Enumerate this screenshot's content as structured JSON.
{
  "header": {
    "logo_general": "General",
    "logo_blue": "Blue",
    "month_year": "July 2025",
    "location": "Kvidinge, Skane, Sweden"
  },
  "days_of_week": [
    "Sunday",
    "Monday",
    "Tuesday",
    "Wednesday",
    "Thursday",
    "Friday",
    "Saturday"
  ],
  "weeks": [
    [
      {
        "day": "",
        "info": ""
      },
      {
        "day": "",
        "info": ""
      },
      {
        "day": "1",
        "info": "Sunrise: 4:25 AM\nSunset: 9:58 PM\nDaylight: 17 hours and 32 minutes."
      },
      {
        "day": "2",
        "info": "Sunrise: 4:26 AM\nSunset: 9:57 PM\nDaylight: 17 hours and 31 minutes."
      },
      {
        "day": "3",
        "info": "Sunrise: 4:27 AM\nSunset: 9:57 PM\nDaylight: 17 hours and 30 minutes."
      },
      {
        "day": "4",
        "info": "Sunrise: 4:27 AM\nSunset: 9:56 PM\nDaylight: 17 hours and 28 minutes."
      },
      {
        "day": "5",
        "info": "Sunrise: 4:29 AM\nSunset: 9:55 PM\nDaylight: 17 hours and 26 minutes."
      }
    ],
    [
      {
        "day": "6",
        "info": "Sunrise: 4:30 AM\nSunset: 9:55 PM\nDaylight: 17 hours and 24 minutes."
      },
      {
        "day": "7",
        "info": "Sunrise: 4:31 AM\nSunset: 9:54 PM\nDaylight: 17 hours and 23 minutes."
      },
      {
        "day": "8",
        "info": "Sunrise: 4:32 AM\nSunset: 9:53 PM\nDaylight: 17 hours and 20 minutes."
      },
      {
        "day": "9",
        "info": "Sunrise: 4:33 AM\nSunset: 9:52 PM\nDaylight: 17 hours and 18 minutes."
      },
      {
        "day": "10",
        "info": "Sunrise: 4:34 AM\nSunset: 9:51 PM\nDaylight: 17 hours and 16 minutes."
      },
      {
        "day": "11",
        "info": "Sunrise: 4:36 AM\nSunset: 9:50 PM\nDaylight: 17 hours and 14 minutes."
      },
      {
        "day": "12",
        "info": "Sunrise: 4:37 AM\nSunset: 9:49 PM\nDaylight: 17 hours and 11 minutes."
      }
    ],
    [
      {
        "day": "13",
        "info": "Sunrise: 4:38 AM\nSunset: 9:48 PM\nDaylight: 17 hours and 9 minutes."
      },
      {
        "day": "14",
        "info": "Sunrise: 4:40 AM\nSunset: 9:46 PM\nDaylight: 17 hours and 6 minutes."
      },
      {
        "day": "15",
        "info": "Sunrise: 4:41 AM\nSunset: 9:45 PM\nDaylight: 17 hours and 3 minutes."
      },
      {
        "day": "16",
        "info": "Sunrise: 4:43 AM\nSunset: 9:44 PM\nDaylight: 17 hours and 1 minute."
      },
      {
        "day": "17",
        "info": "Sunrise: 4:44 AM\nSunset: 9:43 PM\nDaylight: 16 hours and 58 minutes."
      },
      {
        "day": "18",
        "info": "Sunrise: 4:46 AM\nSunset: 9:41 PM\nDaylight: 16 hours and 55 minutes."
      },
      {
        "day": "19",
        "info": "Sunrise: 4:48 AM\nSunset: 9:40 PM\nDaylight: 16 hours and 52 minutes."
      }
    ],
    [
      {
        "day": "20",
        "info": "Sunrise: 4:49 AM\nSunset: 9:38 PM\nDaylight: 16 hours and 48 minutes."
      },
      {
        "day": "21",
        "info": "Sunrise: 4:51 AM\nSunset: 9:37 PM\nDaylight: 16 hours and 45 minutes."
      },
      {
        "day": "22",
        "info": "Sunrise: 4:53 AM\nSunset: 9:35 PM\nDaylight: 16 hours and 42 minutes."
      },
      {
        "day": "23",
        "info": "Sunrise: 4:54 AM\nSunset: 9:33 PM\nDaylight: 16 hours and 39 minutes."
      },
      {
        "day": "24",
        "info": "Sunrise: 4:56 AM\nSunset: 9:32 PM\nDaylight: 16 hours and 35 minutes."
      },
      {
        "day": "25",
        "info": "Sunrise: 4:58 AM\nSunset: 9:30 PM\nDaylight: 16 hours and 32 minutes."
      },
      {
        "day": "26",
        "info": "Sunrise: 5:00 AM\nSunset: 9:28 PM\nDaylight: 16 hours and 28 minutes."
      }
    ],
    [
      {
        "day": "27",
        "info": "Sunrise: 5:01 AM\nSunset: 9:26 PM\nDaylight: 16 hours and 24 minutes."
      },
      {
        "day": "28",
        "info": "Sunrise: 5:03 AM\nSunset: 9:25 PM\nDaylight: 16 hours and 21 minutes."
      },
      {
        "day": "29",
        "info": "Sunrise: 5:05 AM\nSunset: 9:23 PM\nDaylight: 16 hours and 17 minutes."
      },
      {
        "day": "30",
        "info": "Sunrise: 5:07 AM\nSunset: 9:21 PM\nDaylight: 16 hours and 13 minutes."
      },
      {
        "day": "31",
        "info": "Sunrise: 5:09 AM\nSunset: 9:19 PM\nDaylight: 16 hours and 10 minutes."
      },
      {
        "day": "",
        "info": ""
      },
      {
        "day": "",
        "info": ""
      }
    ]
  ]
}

··········

■ **Work required**:
Transcribe each entry exactly.

■ **Result of the task**:
Enumerate this screenshot's content as structured JSON.
{
  "header": {
    "logo_general": "General",
    "logo_blue": "Blue",
    "month_year": "July 2025",
    "location": "Kvidinge, Skane, Sweden"
  },
  "days_of_week": [
    "Sunday",
    "Monday",
    "Tuesday",
    "Wednesday",
    "Thursday",
    "Friday",
    "Saturday"
  ],
  "weeks": [
    [
      {
        "day": "",
        "info": ""
      },
      {
        "day": "",
        "info": ""
      },
      {
        "day": "1",
        "info": "Sunrise: 4:25 AM\nSunset: 9:58 PM\nDaylight: 17 hours and 32 minutes."
      },
      {
        "day": "2",
        "info": "Sunrise: 4:26 AM\nSunset: 9:57 PM\nDaylight: 17 hours and 31 minutes."
      },
      {
        "day": "3",
        "info": "Sunrise: 4:27 AM\nSunset: 9:57 PM\nDaylight: 17 hours and 30 minutes."
      },
      {
        "day": "4",
        "info": "Sunrise: 4:27 AM\nSunset: 9:56 PM\nDaylight: 17 hours and 28 minutes."
      },
      {
        "day": "5",
        "info": "Sunrise: 4:29 AM\nSunset: 9:55 PM\nDaylight: 17 hours and 26 minutes."
      }
    ],
    [
      {
        "day": "6",
        "info": "Sunrise: 4:30 AM\nSunset: 9:55 PM\nDaylight: 17 hours and 24 minutes."
      },
      {
        "day": "7",
        "info": "Sunrise: 4:31 AM\nSunset: 9:54 PM\nDaylight: 17 hours and 23 minutes."
      },
      {
        "day": "8",
        "info": "Sunrise: 4:32 AM\nSunset: 9:53 PM\nDaylight: 17 hours and 20 minutes."
      },
      {
        "day": "9",
        "info": "Sunrise: 4:33 AM\nSunset: 9:52 PM\nDaylight: 17 hours and 18 minutes."
      },
      {
        "day": "10",
        "info": "Sunrise: 4:34 AM\nSunset: 9:51 PM\nDaylight: 17 hours and 16 minutes."
      },
      {
        "day": "11",
        "info": "Sunrise: 4:36 AM\nSunset: 9:50 PM\nDaylight: 17 hours and 14 minutes."
      },
      {
        "day": "12",
        "info": "Sunrise: 4:37 AM\nSunset: 9:49 PM\nDaylight: 17 hours and 11 minutes."
      }
    ],
    [
      {
        "day": "13",
        "info": "Sunrise: 4:38 AM\nSunset: 9:48 PM\nDaylight: 17 hours and 9 minutes."
      },
      {
        "day": "14",
        "info": "Sunrise: 4:40 AM\nSunset: 9:46 PM\nDaylight: 17 hours and 6 minutes."
      },
      {
        "day": "15",
        "info": "Sunrise: 4:41 AM\nSunset: 9:45 PM\nDaylight: 17 hours and 3 minutes."
      },
      {
        "day": "16",
        "info": "Sunrise: 4:43 AM\nSunset: 9:44 PM\nDaylight: 17 hours and 1 minute."
      },
      {
        "day": "17",
        "info": "Sunrise: 4:44 AM\nSunset: 9:43 PM\nDaylight: 16 hours and 58 minutes."
      },
      {
        "day": "18",
        "info": "Sunrise: 4:46 AM\nSunset: 9:41 PM\nDaylight: 16 hours and 55 minutes."
      },
      {
        "day": "19",
        "info": "Sunrise: 4:48 AM\nSunset: 9:40 PM\nDaylight: 16 hours and 52 minutes."
      }
    ],
    [
      {
        "day": "20",
        "info": "Sunrise: 4:49 AM\nSunset: 9:38 PM\nDaylight: 16 hours and 48 minutes."
      },
      {
        "day": "21",
        "info": "Sunrise: 4:51 AM\nSunset: 9:37 PM\nDaylight: 16 hours and 45 minutes."
      },
      {
        "day": "22",
        "info": "Sunrise: 4:53 AM\nSunset: 9:35 PM\nDaylight: 16 hours and 42 minutes."
      },
      {
        "day": "23",
        "info": "Sunrise: 4:54 AM\nSunset: 9:33 PM\nDaylight: 16 hours and 39 minutes."
      },
      {
        "day": "24",
        "info": "Sunrise: 4:56 AM\nSunset: 9:32 PM\nDaylight: 16 hours and 35 minutes."
      },
      {
        "day": "25",
        "info": "Sunrise: 4:58 AM\nSunset: 9:30 PM\nDaylight: 16 hours and 32 minutes."
      },
      {
        "day": "26",
        "info": "Sunrise: 5:00 AM\nSunset: 9:28 PM\nDaylight: 16 hours and 28 minutes."
      }
    ],
    [
      {
        "day": "27",
        "info": "Sunrise: 5:01 AM\nSunset: 9:26 PM\nDaylight: 16 hours and 24 minutes."
      },
      {
        "day": "28",
        "info": "Sunrise: 5:03 AM\nSunset: 9:25 PM\nDaylight: 16 hours and 21 minutes."
      },
      {
        "day": "29",
        "info": "Sunrise: 5:05 AM\nSunset: 9:23 PM\nDaylight: 16 hours and 17 minutes."
      },
      {
        "day": "30",
        "info": "Sunrise: 5:07 AM\nSunset: 9:21 PM\nDaylight: 16 hours and 13 minutes."
      },
      {
        "day": "31",
        "info": "Sunrise: 5:09 AM\nSunset: 9:19 PM\nDaylight: 16 hours and 10 minutes."
      },
      {
        "day": "",
        "info": ""
      },
      {
        "day": "",
        "info": ""
      }
    ]
  ]
}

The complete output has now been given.